-- begin --

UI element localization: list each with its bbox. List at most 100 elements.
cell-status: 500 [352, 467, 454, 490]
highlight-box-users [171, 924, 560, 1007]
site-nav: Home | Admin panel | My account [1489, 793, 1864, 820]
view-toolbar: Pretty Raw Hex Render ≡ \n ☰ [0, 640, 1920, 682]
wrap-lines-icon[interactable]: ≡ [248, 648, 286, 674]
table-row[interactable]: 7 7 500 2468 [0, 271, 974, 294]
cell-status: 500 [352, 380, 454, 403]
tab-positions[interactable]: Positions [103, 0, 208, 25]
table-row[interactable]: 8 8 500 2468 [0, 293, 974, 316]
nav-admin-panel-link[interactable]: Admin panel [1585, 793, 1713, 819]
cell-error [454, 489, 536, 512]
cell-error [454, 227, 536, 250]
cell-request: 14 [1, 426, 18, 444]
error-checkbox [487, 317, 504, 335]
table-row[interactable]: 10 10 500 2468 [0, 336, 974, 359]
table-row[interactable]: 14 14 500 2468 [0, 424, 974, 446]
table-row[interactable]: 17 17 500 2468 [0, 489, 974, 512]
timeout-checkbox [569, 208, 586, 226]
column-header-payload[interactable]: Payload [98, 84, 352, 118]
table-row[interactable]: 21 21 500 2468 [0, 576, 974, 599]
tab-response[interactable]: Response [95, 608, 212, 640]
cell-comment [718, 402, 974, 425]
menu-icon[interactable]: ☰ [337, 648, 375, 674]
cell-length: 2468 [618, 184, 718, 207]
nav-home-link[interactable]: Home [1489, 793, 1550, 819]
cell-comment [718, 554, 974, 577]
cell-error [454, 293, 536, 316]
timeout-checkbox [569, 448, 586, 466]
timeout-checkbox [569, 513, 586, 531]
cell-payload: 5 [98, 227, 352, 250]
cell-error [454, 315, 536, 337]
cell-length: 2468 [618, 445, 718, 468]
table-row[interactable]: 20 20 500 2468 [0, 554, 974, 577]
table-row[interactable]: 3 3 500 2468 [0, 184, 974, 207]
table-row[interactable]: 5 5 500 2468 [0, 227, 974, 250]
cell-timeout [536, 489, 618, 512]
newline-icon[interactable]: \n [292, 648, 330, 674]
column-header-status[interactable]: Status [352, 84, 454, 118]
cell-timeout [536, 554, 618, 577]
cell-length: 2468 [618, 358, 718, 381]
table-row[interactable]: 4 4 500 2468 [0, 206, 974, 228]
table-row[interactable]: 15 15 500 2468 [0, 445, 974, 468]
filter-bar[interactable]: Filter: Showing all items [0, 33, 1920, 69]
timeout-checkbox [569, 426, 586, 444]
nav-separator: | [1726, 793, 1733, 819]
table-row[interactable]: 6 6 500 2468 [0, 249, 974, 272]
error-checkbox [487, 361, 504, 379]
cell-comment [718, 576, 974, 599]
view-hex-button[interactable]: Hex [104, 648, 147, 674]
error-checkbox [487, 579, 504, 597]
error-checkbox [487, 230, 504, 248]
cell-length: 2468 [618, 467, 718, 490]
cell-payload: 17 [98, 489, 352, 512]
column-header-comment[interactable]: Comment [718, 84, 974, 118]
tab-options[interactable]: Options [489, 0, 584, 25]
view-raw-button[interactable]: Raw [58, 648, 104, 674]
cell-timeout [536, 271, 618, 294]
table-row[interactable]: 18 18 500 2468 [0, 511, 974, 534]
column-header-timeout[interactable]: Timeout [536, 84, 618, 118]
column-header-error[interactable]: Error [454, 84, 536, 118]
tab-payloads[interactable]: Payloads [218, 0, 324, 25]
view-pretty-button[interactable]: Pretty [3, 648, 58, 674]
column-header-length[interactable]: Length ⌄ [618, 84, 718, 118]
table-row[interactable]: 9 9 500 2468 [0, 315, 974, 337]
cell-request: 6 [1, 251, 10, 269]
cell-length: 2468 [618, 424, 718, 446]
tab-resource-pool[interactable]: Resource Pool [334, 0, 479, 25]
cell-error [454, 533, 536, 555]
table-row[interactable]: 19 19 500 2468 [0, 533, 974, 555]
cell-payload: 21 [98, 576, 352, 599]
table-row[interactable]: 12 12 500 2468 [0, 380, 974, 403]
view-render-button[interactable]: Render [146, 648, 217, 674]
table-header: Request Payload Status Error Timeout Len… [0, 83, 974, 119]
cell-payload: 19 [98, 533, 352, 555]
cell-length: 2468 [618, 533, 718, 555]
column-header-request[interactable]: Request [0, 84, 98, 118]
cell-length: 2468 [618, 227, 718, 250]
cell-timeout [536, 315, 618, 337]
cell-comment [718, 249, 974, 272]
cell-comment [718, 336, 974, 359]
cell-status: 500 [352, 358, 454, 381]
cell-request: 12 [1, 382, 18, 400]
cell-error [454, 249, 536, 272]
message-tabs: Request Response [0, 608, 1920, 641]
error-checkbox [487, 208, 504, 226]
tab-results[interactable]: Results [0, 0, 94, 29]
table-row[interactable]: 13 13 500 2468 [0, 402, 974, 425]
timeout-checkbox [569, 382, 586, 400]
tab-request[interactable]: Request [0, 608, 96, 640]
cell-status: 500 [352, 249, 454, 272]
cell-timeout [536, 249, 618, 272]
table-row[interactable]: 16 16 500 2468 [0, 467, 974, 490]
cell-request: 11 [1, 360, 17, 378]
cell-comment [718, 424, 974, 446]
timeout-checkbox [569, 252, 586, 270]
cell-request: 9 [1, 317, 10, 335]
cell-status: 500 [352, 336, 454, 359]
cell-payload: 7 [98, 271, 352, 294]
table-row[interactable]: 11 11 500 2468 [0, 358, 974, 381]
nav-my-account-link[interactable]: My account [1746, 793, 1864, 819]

-- end --

Task directions ▸ Return every line of the data above that contains the word "Render".

Response to the task ▸
view-toolbar: Pretty Raw Hex Render ≡ \n ☰ [0, 640, 1920, 682]
view-render-button[interactable]: Render [146, 648, 217, 674]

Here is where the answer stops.